** Document text follows **

1
votes

I have a custom Sharepoint workflow activity created in Visual Studio that works and logs properly in my test environment but fails in production with a generic "Error Occurred" message in the Workflow History list.

In order to debug the activity (since remote debugging against production is a last resort), I implemented step-by-step logging to the Workflow History List to see at what point it was failing, only to discover that it seems to be reaching an error state before the first logging occurs. I had been using a try-catch to capture the exception and log it to the list as well. Still no logging in the history list.

At this phase, logging was done with the following code:

SPWeb spWeb = (SPWeb)__Context.Web;
SPWorkflow.CreateHistoryEvent(spWeb, this.WorkflowInstanceId, 0, spWeb.CurrentUser, new TimeSpan(), "Update", "message here", string.Empty);

where spWeb is the workflow context's Sharepoint Web. Once again, this works in test.

The next step was to use fault handling with a generic Exception type and Sharepoint's LogToHistoryList activity. No dice. I also tried the fault handling option outlined at http://www.sharepointsecurity.com/sharepoint/sharepoint-2007-development/fault-handling-in-sharepoint-workflows/ with the same generic "Error Occurred" result and no other logging in the History list.

** End of Document text **

*Problem 1*:
In the SharePoint workflow post, what does the Workflow History list show when the custom activity fails in production?
*Problem 2*:
According to the SharePoint workflow post, why did the writer add step-by-step logging to the Workflow History list?
*Problem 3*:
Continue the SharePoint workflow post with the text that would follow its last sentence.
The lines further down are not used for anything here.

** Given information follows **

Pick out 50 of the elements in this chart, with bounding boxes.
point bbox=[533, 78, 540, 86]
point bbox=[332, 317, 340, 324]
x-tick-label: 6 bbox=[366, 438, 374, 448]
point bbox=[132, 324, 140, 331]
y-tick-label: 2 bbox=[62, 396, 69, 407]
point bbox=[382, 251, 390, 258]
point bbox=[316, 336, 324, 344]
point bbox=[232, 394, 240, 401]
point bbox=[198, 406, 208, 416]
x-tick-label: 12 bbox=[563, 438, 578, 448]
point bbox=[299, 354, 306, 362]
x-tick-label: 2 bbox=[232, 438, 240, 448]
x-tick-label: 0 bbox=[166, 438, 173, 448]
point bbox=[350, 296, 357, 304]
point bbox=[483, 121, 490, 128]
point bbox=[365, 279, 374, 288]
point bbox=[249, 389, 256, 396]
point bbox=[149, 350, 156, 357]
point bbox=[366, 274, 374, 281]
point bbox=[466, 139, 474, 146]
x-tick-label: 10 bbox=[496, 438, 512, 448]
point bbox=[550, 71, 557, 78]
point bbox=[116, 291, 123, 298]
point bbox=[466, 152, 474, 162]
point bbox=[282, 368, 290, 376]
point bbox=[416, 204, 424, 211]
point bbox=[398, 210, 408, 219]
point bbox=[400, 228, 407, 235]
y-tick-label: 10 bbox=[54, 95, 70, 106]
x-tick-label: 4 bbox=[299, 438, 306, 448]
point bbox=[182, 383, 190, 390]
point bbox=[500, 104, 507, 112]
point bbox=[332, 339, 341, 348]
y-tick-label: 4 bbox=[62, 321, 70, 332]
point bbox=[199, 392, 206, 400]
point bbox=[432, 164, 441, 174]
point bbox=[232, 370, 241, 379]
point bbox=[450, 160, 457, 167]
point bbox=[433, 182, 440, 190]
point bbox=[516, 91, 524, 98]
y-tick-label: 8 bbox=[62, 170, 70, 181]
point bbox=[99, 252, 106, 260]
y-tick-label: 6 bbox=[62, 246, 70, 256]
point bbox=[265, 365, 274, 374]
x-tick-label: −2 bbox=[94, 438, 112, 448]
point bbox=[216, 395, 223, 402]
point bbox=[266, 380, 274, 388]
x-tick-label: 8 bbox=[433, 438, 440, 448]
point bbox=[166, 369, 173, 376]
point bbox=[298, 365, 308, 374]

** End of Given information **

*Expected output 1*:
It shows a generic "Error Occurred" message.

*Expected output 2*:
Remote debugging against production was a last resort, so the writer logged each step to find the point where the activity was failing.

*Expected output 3*:
My questions, then, are 1) Does anyone know what would cause the fault handler not to be called in production (yet work in test if I programmatically throw an error)? 2) Is there anything else I can do to try and figure out where the activity is erroring out without actually remote debugging the activity?

Thanks in advance!

1
I feel your pain. Do a find within the SharePoint generated logs for the name of your workflow's assembly. You'll have better luck than trying to catch, and log it to the history list.gn22
thanks Gurdas! Working with our Sharepoint admin it turned out that logging had been disabled for Sharepoint. Once he turned it back on, the history list logging from my activity started working.laurie

1 Answers

0
votes

It turns out that logging was turned off and this was somehow preventing the fault handler from logging to the event history table (or at least, it seems that turning logging back on magically fixed the issue). It also turned out that the production server did not have .NET 3.5 framework installed on it.